OBJECTIVE - Present the data once more in exactly its original form.

INPUT DATA -
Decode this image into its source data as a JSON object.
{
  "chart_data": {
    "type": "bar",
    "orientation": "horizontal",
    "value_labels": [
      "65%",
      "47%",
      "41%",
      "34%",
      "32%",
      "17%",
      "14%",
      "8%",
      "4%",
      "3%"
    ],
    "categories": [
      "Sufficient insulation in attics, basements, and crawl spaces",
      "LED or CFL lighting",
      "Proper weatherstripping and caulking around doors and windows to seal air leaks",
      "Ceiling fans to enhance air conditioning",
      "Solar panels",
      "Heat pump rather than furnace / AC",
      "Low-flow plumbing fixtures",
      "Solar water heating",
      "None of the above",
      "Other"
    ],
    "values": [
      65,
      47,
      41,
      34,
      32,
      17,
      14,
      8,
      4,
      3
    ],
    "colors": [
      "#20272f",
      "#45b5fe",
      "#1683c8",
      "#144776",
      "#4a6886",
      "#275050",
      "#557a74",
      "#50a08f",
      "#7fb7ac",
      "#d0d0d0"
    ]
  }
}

EXERCISE RESULT -
Decode this image into its source data as a JSON object.
{
  "chart_data": {
    "type": "bar",
    "orientation": "horizontal",
    "value_labels": [
      "65%",
      "47%",
      "41%",
      "34%",
      "32%",
      "17%",
      "14%",
      "8%",
      "4%",
      "3%"
    ],
    "categories": [
      "Sufficient insulation in attics, basements, and crawl spaces",
      "LED or CFL lighting",
      "Proper weatherstripping and caulking around doors and windows to seal air leaks",
      "Ceiling fans to enhance air conditioning",
      "Solar panels",
      "Heat pump rather than furnace / AC",
      "Low-flow plumbing fixtures",
      "Solar water heating",
      "None of the above",
      "Other"
    ],
    "values": [
      65,
      47,
      41,
      34,
      32,
      17,
      14,
      8,
      4,
      3
    ],
    "colors": [
      "#20272f",
      "#45b5fe",
      "#1683c8",
      "#144776",
      "#4a6886",
      "#275050",
      "#557a74",
      "#50a08f",
      "#7fb7ac",
      "#d0d0d0"
    ]
  }
}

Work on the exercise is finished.